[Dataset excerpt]

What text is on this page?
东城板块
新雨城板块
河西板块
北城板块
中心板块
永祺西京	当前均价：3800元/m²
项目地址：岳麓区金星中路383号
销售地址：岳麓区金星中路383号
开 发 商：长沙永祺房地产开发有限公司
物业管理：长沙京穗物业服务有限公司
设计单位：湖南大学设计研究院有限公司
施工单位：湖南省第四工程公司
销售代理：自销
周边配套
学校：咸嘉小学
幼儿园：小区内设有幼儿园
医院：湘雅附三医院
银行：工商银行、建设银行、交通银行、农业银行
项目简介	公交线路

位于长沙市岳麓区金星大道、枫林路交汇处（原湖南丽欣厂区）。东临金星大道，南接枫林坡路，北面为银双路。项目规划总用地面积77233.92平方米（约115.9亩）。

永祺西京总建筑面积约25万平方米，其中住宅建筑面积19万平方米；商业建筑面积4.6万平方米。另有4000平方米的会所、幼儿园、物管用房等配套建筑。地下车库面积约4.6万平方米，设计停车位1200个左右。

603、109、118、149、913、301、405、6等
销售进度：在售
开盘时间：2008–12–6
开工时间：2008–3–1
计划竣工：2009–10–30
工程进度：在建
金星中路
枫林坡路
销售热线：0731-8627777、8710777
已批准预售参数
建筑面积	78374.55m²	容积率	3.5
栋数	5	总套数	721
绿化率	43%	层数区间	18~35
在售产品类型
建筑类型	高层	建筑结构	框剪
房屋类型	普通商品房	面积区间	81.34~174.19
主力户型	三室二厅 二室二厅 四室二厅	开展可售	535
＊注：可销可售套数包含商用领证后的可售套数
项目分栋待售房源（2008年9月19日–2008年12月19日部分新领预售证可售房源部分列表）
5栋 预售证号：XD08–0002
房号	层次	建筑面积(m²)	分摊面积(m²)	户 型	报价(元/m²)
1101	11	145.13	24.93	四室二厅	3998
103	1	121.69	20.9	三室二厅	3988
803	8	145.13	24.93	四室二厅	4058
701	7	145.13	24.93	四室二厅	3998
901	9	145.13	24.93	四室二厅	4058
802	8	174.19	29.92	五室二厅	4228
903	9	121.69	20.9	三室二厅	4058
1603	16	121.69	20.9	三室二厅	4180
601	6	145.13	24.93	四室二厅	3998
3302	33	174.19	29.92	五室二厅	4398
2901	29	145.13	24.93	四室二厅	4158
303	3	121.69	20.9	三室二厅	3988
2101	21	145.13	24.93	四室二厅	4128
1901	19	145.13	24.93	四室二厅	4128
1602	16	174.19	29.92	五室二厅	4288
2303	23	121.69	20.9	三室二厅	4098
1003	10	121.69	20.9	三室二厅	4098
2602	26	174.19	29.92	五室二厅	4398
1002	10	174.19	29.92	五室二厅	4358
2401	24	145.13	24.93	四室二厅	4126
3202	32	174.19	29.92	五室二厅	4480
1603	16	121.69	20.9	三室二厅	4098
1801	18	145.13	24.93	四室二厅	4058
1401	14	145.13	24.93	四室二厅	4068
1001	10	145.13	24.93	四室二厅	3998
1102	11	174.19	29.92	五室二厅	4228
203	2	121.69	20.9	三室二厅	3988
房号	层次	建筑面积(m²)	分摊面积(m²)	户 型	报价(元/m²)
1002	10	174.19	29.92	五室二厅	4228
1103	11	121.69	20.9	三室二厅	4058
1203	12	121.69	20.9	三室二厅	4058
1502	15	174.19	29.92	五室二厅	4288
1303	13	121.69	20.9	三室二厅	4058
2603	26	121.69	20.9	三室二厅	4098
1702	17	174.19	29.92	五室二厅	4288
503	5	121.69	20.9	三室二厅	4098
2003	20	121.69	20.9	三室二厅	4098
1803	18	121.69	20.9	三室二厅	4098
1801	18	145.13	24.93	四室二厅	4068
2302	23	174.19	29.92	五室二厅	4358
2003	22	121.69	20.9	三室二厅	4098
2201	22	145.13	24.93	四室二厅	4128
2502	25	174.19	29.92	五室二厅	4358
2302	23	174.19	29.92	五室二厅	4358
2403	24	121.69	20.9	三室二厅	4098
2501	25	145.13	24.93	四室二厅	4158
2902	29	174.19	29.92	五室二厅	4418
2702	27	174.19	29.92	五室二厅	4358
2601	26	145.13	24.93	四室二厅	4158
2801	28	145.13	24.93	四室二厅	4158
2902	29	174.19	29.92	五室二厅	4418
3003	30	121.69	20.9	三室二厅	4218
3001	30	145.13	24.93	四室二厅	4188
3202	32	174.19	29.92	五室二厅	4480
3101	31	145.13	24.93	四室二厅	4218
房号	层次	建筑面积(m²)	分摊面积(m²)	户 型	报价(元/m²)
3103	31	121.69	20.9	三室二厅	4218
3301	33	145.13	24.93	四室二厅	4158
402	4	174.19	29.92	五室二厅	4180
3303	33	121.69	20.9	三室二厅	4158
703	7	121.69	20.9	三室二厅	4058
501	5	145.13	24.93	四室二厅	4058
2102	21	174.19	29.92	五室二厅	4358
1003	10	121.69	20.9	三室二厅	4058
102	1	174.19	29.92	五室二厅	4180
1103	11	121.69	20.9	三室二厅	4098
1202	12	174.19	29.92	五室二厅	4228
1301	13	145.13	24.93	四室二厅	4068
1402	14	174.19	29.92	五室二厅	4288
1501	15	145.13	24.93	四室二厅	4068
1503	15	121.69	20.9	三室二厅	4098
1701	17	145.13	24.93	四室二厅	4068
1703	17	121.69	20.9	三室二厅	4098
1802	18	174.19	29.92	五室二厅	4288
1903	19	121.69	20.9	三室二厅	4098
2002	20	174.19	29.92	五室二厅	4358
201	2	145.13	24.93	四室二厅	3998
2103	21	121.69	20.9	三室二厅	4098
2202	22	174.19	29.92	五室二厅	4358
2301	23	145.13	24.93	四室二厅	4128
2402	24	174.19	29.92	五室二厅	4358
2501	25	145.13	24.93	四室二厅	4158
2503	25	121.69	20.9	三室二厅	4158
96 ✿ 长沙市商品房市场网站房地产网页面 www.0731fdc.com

_Exercise details_
Give every line of the material again, exactly as it reads.

_Output of the exercise_
What text is on this page?
东城板块
新雨城板块
河西板块
北城板块
中心板块
永祺西京	当前均价：3800元/m²
项目地址：岳麓区金星中路383号
销售地址：岳麓区金星中路383号
开 发 商：长沙永祺房地产开发有限公司
物业管理：长沙京穗物业服务有限公司
设计单位：湖南大学设计研究院有限公司
施工单位：湖南省第四工程公司
销售代理：自销
周边配套
学校：咸嘉小学
幼儿园：小区内设有幼儿园
医院：湘雅附三医院
银行：工商银行、建设银行、交通银行、农业银行
项目简介	公交线路

位于长沙市岳麓区金星大道、枫林路交汇处（原湖南丽欣厂区）。东临金星大道，南接枫林坡路，北面为银双路。项目规划总用地面积77233.92平方米（约115.9亩）。

永祺西京总建筑面积约25万平方米，其中住宅建筑面积19万平方米；商业建筑面积4.6万平方米。另有4000平方米的会所、幼儿园、物管用房等配套建筑。地下车库面积约4.6万平方米，设计停车位1200个左右。

603、109、118、149、913、301、405、6等
销售进度：在售
开盘时间：2008–12–6
开工时间：2008–3–1
计划竣工：2009–10–30
工程进度：在建
金星中路
枫林坡路
销售热线：0731-8627777、8710777
已批准预售参数
建筑面积	78374.55m²	容积率	3.5
栋数	5	总套数	721
绿化率	43%	层数区间	18~35
在售产品类型
建筑类型	高层	建筑结构	框剪
房屋类型	普通商品房	面积区间	81.34~174.19
主力户型	三室二厅 二室二厅 四室二厅	开展可售	535
＊注：可销可售套数包含商用领证后的可售套数
项目分栋待售房源（2008年9月19日–2008年12月19日部分新领预售证可售房源部分列表）
5栋 预售证号：XD08–0002
房号	层次	建筑面积(m²)	分摊面积(m²)	户 型	报价(元/m²)
1101	11	145.13	24.93	四室二厅	3998
103	1	121.69	20.9	三室二厅	3988
803	8	145.13	24.93	四室二厅	4058
701	7	145.13	24.93	四室二厅	3998
901	9	145.13	24.93	四室二厅	4058
802	8	174.19	29.92	五室二厅	4228
903	9	121.69	20.9	三室二厅	4058
1603	16	121.69	20.9	三室二厅	4180
601	6	145.13	24.93	四室二厅	3998
3302	33	174.19	29.92	五室二厅	4398
2901	29	145.13	24.93	四室二厅	4158
303	3	121.69	20.9	三室二厅	3988
2101	21	145.13	24.93	四室二厅	4128
1901	19	145.13	24.93	四室二厅	4128
1602	16	174.19	29.92	五室二厅	4288
2303	23	121.69	20.9	三室二厅	4098
1003	10	121.69	20.9	三室二厅	4098
2602	26	174.19	29.92	五室二厅	4398
1002	10	174.19	29.92	五室二厅	4358
2401	24	145.13	24.93	四室二厅	4126
3202	32	174.19	29.92	五室二厅	4480
1603	16	121.69	20.9	三室二厅	4098
1801	18	145.13	24.93	四室二厅	4058
1401	14	145.13	24.93	四室二厅	4068
1001	10	145.13	24.93	四室二厅	3998
1102	11	174.19	29.92	五室二厅	4228
203	2	121.69	20.9	三室二厅	3988
房号	层次	建筑面积(m²)	分摊面积(m²)	户 型	报价(元/m²)
1002	10	174.19	29.92	五室二厅	4228
1103	11	121.69	20.9	三室二厅	4058
1203	12	121.69	20.9	三室二厅	4058
1502	15	174.19	29.92	五室二厅	4288
1303	13	121.69	20.9	三室二厅	4058
2603	26	121.69	20.9	三室二厅	4098
1702	17	174.19	29.92	五室二厅	4288
503	5	121.69	20.9	三室二厅	4098
2003	20	121.69	20.9	三室二厅	4098
1803	18	121.69	20.9	三室二厅	4098
1801	18	145.13	24.93	四室二厅	4068
2302	23	174.19	29.92	五室二厅	4358
2003	22	121.69	20.9	三室二厅	4098
2201	22	145.13	24.93	四室二厅	4128
2502	25	174.19	29.92	五室二厅	4358
2302	23	174.19	29.92	五室二厅	4358
2403	24	121.69	20.9	三室二厅	4098
2501	25	145.13	24.93	四室二厅	4158
2902	29	174.19	29.92	五室二厅	4418
2702	27	174.19	29.92	五室二厅	4358
2601	26	145.13	24.93	四室二厅	4158
2801	28	145.13	24.93	四室二厅	4158
2902	29	174.19	29.92	五室二厅	4418
3003	30	121.69	20.9	三室二厅	4218
3001	30	145.13	24.93	四室二厅	4188
3202	32	174.19	29.92	五室二厅	4480
3101	31	145.13	24.93	四室二厅	4218
房号	层次	建筑面积(m²)	分摊面积(m²)	户 型	报价(元/m²)
3103	31	121.69	20.9	三室二厅	4218
3301	33	145.13	24.93	四室二厅	4158
402	4	174.19	29.92	五室二厅	4180
3303	33	121.69	20.9	三室二厅	4158
703	7	121.69	20.9	三室二厅	4058
501	5	145.13	24.93	四室二厅	4058
2102	21	174.19	29.92	五室二厅	4358
1003	10	121.69	20.9	三室二厅	4058
102	1	174.19	29.92	五室二厅	4180
1103	11	121.69	20.9	三室二厅	4098
1202	12	174.19	29.92	五室二厅	4228
1301	13	145.13	24.93	四室二厅	4068
1402	14	174.19	29.92	五室二厅	4288
1501	15	145.13	24.93	四室二厅	4068
1503	15	121.69	20.9	三室二厅	4098
1701	17	145.13	24.93	四室二厅	4068
1703	17	121.69	20.9	三室二厅	4098
1802	18	174.19	29.92	五室二厅	4288
1903	19	121.69	20.9	三室二厅	4098
2002	20	174.19	29.92	五室二厅	4358
201	2	145.13	24.93	四室二厅	3998
2103	21	121.69	20.9	三室二厅	4098
2202	22	174.19	29.92	五室二厅	4358
2301	23	145.13	24.93	四室二厅	4128
2402	24	174.19	29.92	五室二厅	4358
2501	25	145.13	24.93	四室二厅	4158
2503	25	121.69	20.9	三室二厅	4158
96 ✿ 长沙市商品房市场网站房地产网页面 www.0731fdc.com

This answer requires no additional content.